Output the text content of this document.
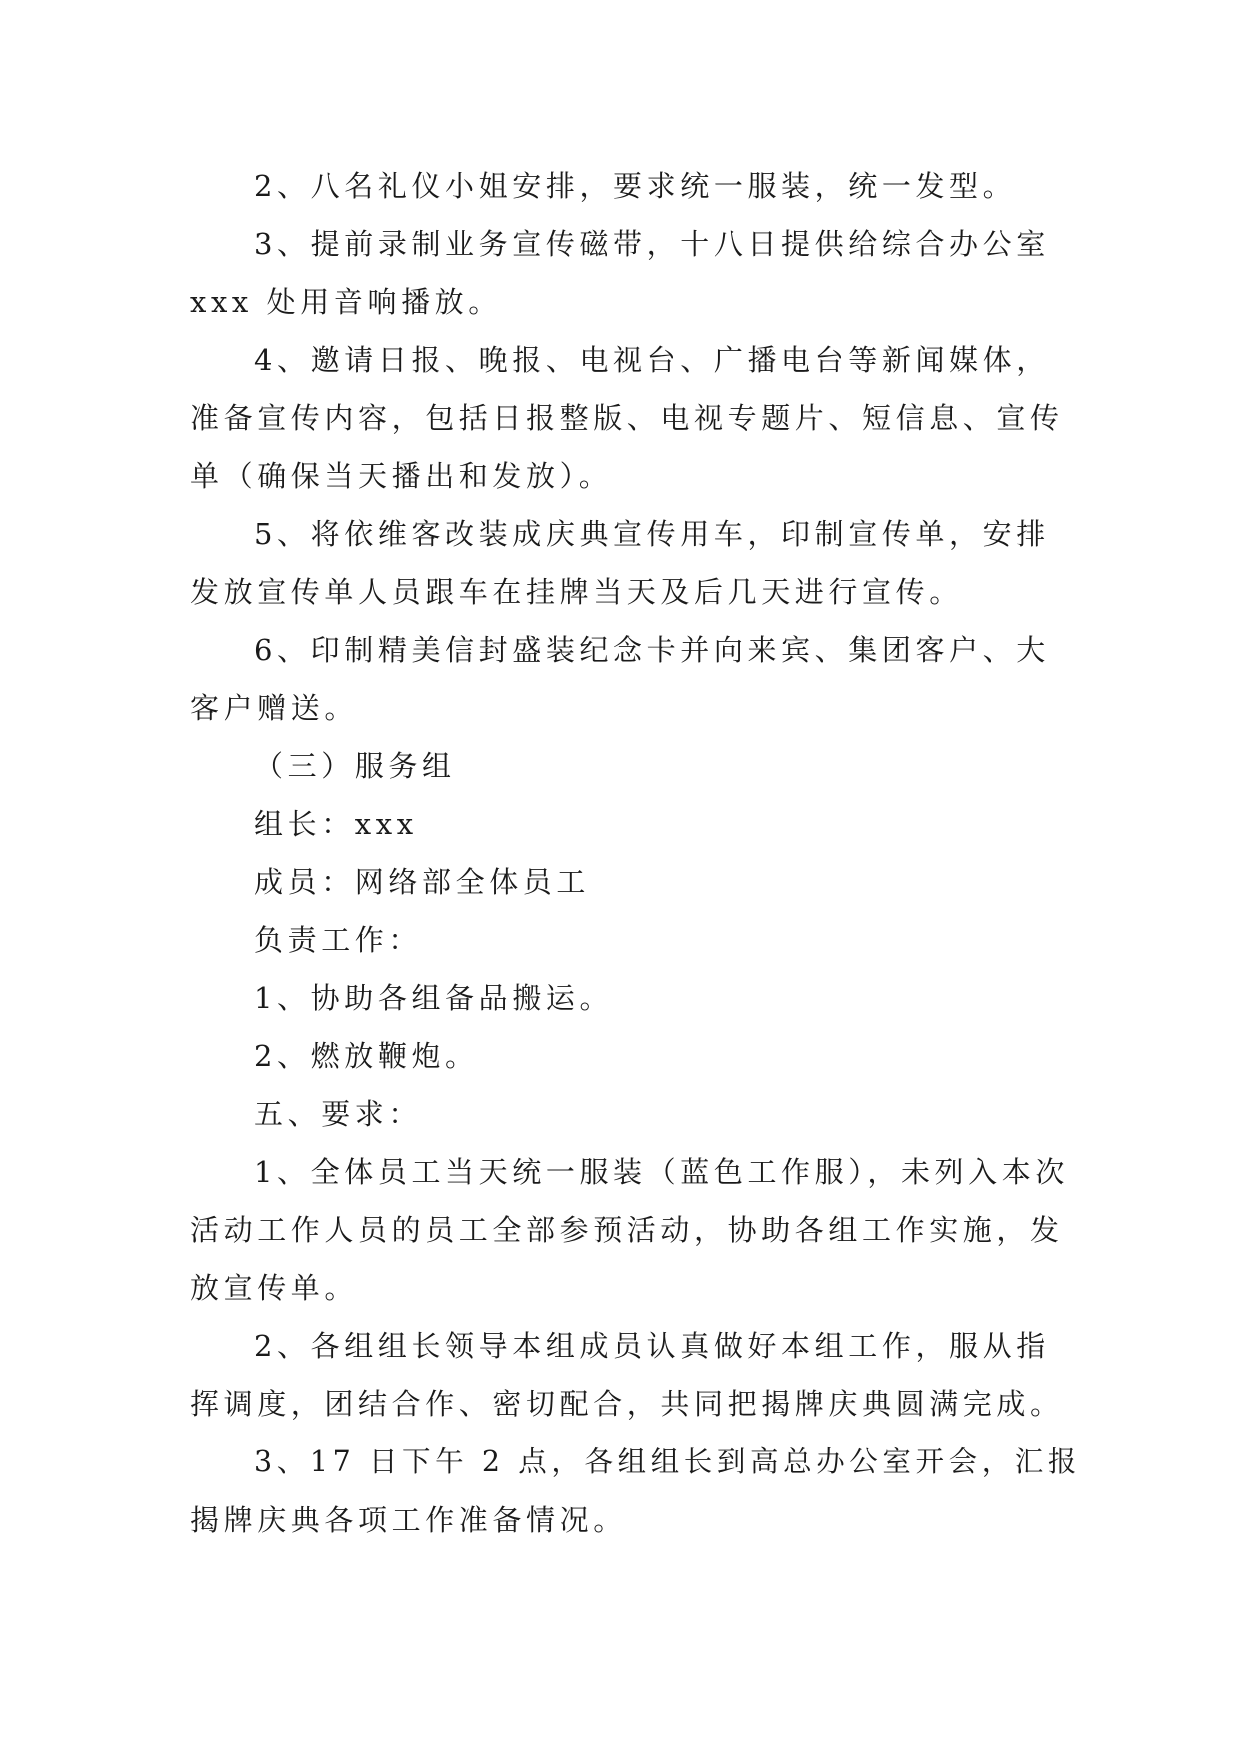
2、八名礼仪小姐安排，要求统一服装，统一发型。
3、提前录制业务宣传磁带，十八日提供给综合办公室
xxx 处用音响播放。
4、邀请日报、晚报、电视台、广播电台等新闻媒体，
准备宣传内容，包括日报整版、电视专题片、短信息、宣传
单（确保当天播出和发放）。
5、将依维客改装成庆典宣传用车，印制宣传单，安排
发放宣传单人员跟车在挂牌当天及后几天进行宣传。
6、印制精美信封盛装纪念卡并向来宾、集团客户、大
客户赠送。
（三）服务组
组长：xxx
成员：网络部全体员工
负责工作：
1、协助各组备品搬运。
2、燃放鞭炮。
五、要求：
1、全体员工当天统一服装（蓝色工作服），未列入本次
活动工作人员的员工全部参预活动，协助各组工作实施，发
放宣传单。
2、各组组长领导本组成员认真做好本组工作，服从指
挥调度，团结合作、密切配合，共同把揭牌庆典圆满完成。
3、17 日下午 2 点，各组组长到高总办公室开会，汇报
揭牌庆典各项工作准备情况。
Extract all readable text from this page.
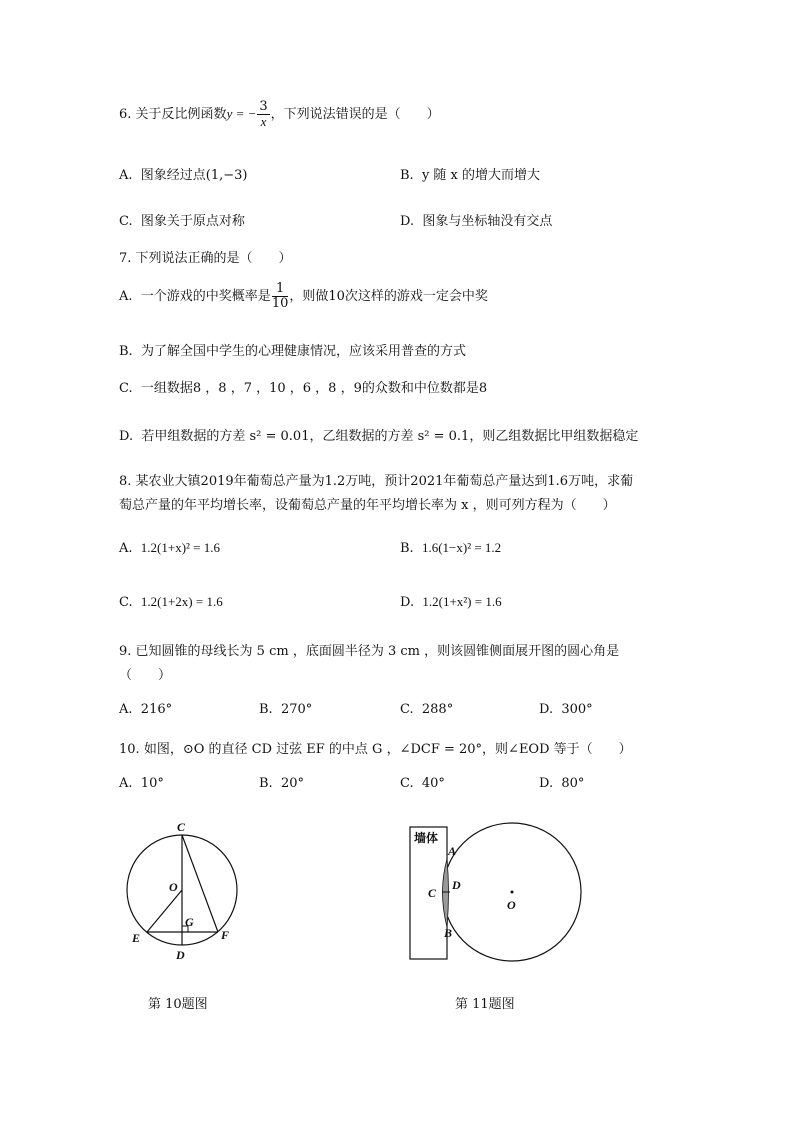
6. 关于反比例函数y = − $\frac{3}{x}$ ，下列说法错误的是（　　）
A. 图象经过点(1,−3)	B. y 随 x 的增大而增大
C. 图象关于原点对称	D. 图象与坐标轴没有交点
7. 下列说法正确的是（　　）
A. 一个游戏的中奖概率是 $\frac{1}{10}$ ，则做10次这样的游戏一定会中奖
B. 为了解全国中学生的心理健康情况，应该采用普查的方式
C. 一组数据8 ，8 ，7 ，10 ，6 ，8 ，9的众数和中位数都是8
D. 若甲组数据的方差 s² = 0.01，乙组数据的方差 s² = 0.1，则乙组数据比甲组数据稳定
8. 某农业大镇2019年葡萄总产量为1.2万吨，预计2021年葡萄总产量达到1.6万吨，求葡
萄总产量的年平均增长率，设葡萄总产量的年平均增长率为 x ，则可列方程为（　　）
A. 1.2(1+x)² = 1.6	B. 1.6(1−x)² = 1.2
C. 1.2(1+2x) = 1.6	D. 1.2(1+x²) = 1.6
9. 已知圆锥的母线长为 5 cm ，底面圆半径为 3 cm ，则该圆锥侧面展开图的圆心角是
（　　）
A. 216°	B. 270°	C. 288°	D. 300°
10. 如图，⊙O 的直径 CD 过弦 EF 的中点 G ，∠DCF = 20°，则∠EOD 等于（　　）
A. 10°	B. 20°	C. 40°	D. 80°
C
O
G
E	F
D
第 10题图
墙体
A
C
D
B
O
第 11题图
-------
▶ **YOUR GOAL**
Transcribe every record above exactly, leaving out the pictures.

▶ **COMPLETE OUTPUT**
Output the text content of this document.
2、八名礼仪小姐安排，要求统一服装，统一发型。
3、提前录制业务宣传磁带，十八日提供给综合办公室
xxx 处用音响播放。
4、邀请日报、晚报、电视台、广播电台等新闻媒体，
准备宣传内容，包括日报整版、电视专题片、短信息、宣传
单（确保当天播出和发放）。
5、将依维客改装成庆典宣传用车，印制宣传单，安排
发放宣传单人员跟车在挂牌当天及后几天进行宣传。
6、印制精美信封盛装纪念卡并向来宾、集团客户、大
客户赠送。
（三）服务组
组长：xxx
成员：网络部全体员工
负责工作：
1、协助各组备品搬运。
2、燃放鞭炮。
五、要求：
1、全体员工当天统一服装（蓝色工作服），未列入本次
活动工作人员的员工全部参预活动，协助各组工作实施，发
放宣传单。
2、各组组长领导本组成员认真做好本组工作，服从指
挥调度，团结合作、密切配合，共同把揭牌庆典圆满完成。
3、17 日下午 2 点，各组组长到高总办公室开会，汇报
揭牌庆典各项工作准备情况。
Extract all readable text from this page.
6. 关于反比例函数y = − $\frac{3}{x}$ ，下列说法错误的是（　　）
A. 图象经过点(1,−3)	B. y 随 x 的增大而增大
C. 图象关于原点对称	D. 图象与坐标轴没有交点
7. 下列说法正确的是（　　）
A. 一个游戏的中奖概率是 $\frac{1}{10}$ ，则做10次这样的游戏一定会中奖
B. 为了解全国中学生的心理健康情况，应该采用普查的方式
C. 一组数据8 ，8 ，7 ，10 ，6 ，8 ，9的众数和中位数都是8
D. 若甲组数据的方差 s² = 0.01，乙组数据的方差 s² = 0.1，则乙组数据比甲组数据稳定
8. 某农业大镇2019年葡萄总产量为1.2万吨，预计2021年葡萄总产量达到1.6万吨，求葡
萄总产量的年平均增长率，设葡萄总产量的年平均增长率为 x ，则可列方程为（　　）
A. 1.2(1+x)² = 1.6	B. 1.6(1−x)² = 1.2
C. 1.2(1+2x) = 1.6	D. 1.2(1+x²) = 1.6
9. 已知圆锥的母线长为 5 cm ，底面圆半径为 3 cm ，则该圆锥侧面展开图的圆心角是
（　　）
A. 216°	B. 270°	C. 288°	D. 300°
10. 如图，⊙O 的直径 CD 过弦 EF 的中点 G ，∠DCF = 20°，则∠EOD 等于（　　）
A. 10°	B. 20°	C. 40°	D. 80°
C
O
G
E	F
D
第 10题图
墙体
A
C
D
B
O
第 11题图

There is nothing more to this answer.